**WRITTEN TASKS**
1) According to the court order, on what date was the City's motion to amend its original answer filed?
2) Write out the passage of the court order word for word, starting at "MEMORANDUM ORDER" and ending at "GRANTS the motion.".

===== ARTICLE

UNITED STATES DISTRICT COURT WESTERN DISTRICT OF TEXAS EL PASO DIVISION
Mar 12, 2019
No. EP-17-CV-00162-DCG (W.D. Tex. Mar. 12, 2019)

Opinion

EP-17-CV-00162-DCG

03-12-2019

YSLETA DEL SUR PUEBLO, a federally recognized sovereign Indian tribe, Plaintiff, v. CITY OF EL PASO, Defendant.


MEMORANDUM ORDER

Presently before the Court is Defendant City of El Paso's ("City") "Motion to Amend Its Original Answer to Plaintiff's Complaint and Memorandum in Support" (ECF No. 35) (hereinafter, "Motion to Amend Original Answer") filed on January 22, 2019. The parties briefing on the motion was completed on February 12. See Pl.'s Resp. to Mot., ECF No. 37; Def.'s Reply, ECF No. 38. Having carefully considered the parties' arguments, the Court, for the reasons that follow, GRANTS the motion.

==========
===== DATA LINES

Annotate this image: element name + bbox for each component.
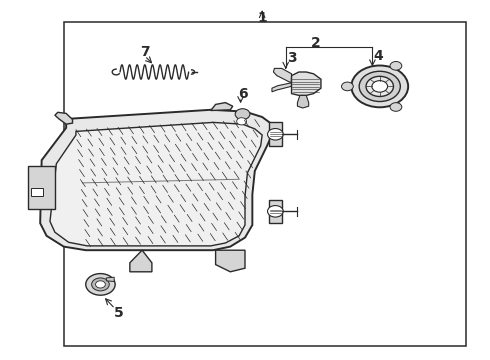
Bar [269,122,282,146]
Text: 3: 3 [287,51,296,64]
Text: 6: 6 [238,87,247,100]
Polygon shape [272,83,292,92]
Polygon shape [292,72,321,95]
Polygon shape [216,250,245,272]
Polygon shape [273,68,292,83]
Circle shape [390,103,402,111]
Circle shape [268,206,283,217]
Circle shape [86,274,115,295]
Polygon shape [297,95,309,108]
Polygon shape [106,277,114,282]
Circle shape [372,81,388,92]
Bar [269,200,282,223]
Circle shape [351,66,408,107]
Circle shape [342,82,353,91]
Circle shape [235,109,250,120]
Polygon shape [55,112,73,124]
Text: 2: 2 [311,36,321,50]
Circle shape [390,62,402,70]
Text: 4: 4 [373,49,383,63]
Polygon shape [211,103,233,111]
Text: 7: 7 [140,45,149,59]
Bar [28,166,55,209]
Polygon shape [40,110,272,250]
Text: 1: 1 [257,11,267,25]
Polygon shape [50,122,262,246]
Polygon shape [130,250,152,272]
Bar [64,22,465,346]
Bar [31,188,43,196]
Text: 5: 5 [114,306,123,320]
Circle shape [359,71,400,102]
Circle shape [237,118,246,125]
Circle shape [96,281,105,288]
Circle shape [92,278,109,291]
Circle shape [366,76,393,96]
Circle shape [268,129,283,140]
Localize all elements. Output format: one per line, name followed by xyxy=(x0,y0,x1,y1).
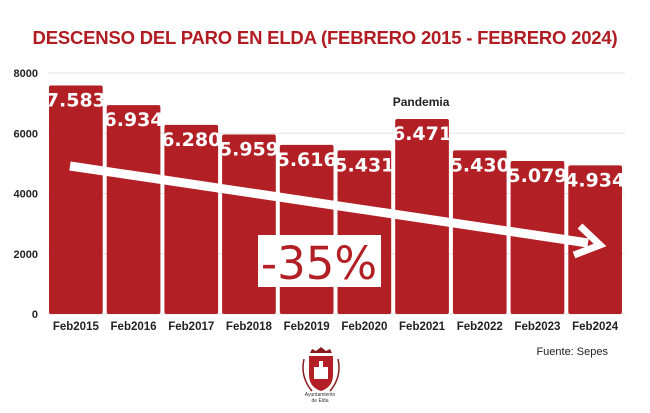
x-tick-label: Feb2021 xyxy=(399,321,446,333)
x-tick-label: Feb2017 xyxy=(168,321,214,333)
x-tick-label: Feb2016 xyxy=(111,321,157,333)
x-tick-label: Feb2015 xyxy=(53,321,100,333)
bar xyxy=(106,105,161,314)
y-tick-label: 6000 xyxy=(14,128,38,140)
data-label: 6.934 xyxy=(103,109,163,131)
logo-caption: Ayuntamiento de Elda xyxy=(290,392,350,404)
data-label: 6.471 xyxy=(392,123,452,145)
chart-title: DESCENSO DEL PARO EN ELDA (FEBRERO 2015 … xyxy=(32,27,618,48)
elda-coat-of-arms-logo xyxy=(302,347,340,392)
data-label: 5.959 xyxy=(219,138,279,160)
x-tick-label: Feb2019 xyxy=(284,321,330,333)
data-label: 4.934 xyxy=(565,169,625,191)
data-label: 7.583 xyxy=(46,90,106,112)
y-tick-label: 8000 xyxy=(14,68,38,80)
x-tick-label: Feb2022 xyxy=(457,321,503,333)
x-tick-label: Feb2023 xyxy=(514,321,560,333)
change-annotation: -35% xyxy=(261,237,377,290)
y-tick-label: 0 xyxy=(32,309,38,321)
data-label: 5.431 xyxy=(334,154,394,176)
data-label: 5.079 xyxy=(507,165,567,187)
source-note: Fuente: Sepes xyxy=(536,346,608,358)
change-box xyxy=(258,235,381,287)
x-tick-label: Feb2018 xyxy=(226,321,273,333)
logo-caption-line: Ayuntamiento xyxy=(304,392,336,398)
x-tick-label: Feb2020 xyxy=(341,321,387,333)
trend-arrow-line xyxy=(69,161,589,248)
logo-caption-line: de Elda xyxy=(311,398,329,404)
x-tick-label: Feb2024 xyxy=(572,321,619,333)
bar xyxy=(164,124,219,314)
y-tick-label: 2000 xyxy=(14,249,38,261)
bar xyxy=(452,150,507,314)
bar xyxy=(49,85,103,314)
data-label: 5.616 xyxy=(277,149,337,171)
pandemic-annotation: Pandemia xyxy=(393,95,450,109)
y-tick-label: 4000 xyxy=(14,189,38,201)
data-label: 6.280 xyxy=(161,129,221,151)
data-label: 5.430 xyxy=(450,154,510,176)
trend-arrow-head xyxy=(572,223,607,259)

==========

**THE REPLIES**
1) January 22, 2019

2)
MEMORANDUM ORDER

Presently before the Court is Defendant City of El Paso's ("City") "Motion to Amend Its Original Answer to Plaintiff's Complaint and Memorandum in Support" (ECF No. 35) (hereinafter, "Motion to Amend Original Answer") filed on January 22, 2019. The parties briefing on the motion was completed on February 12. See Pl.'s Resp. to Mot., ECF No. 37; Def.'s Reply, ECF No. 38. Having carefully considered the parties' arguments, the Court, for the reasons that follow, GRANTS the motion.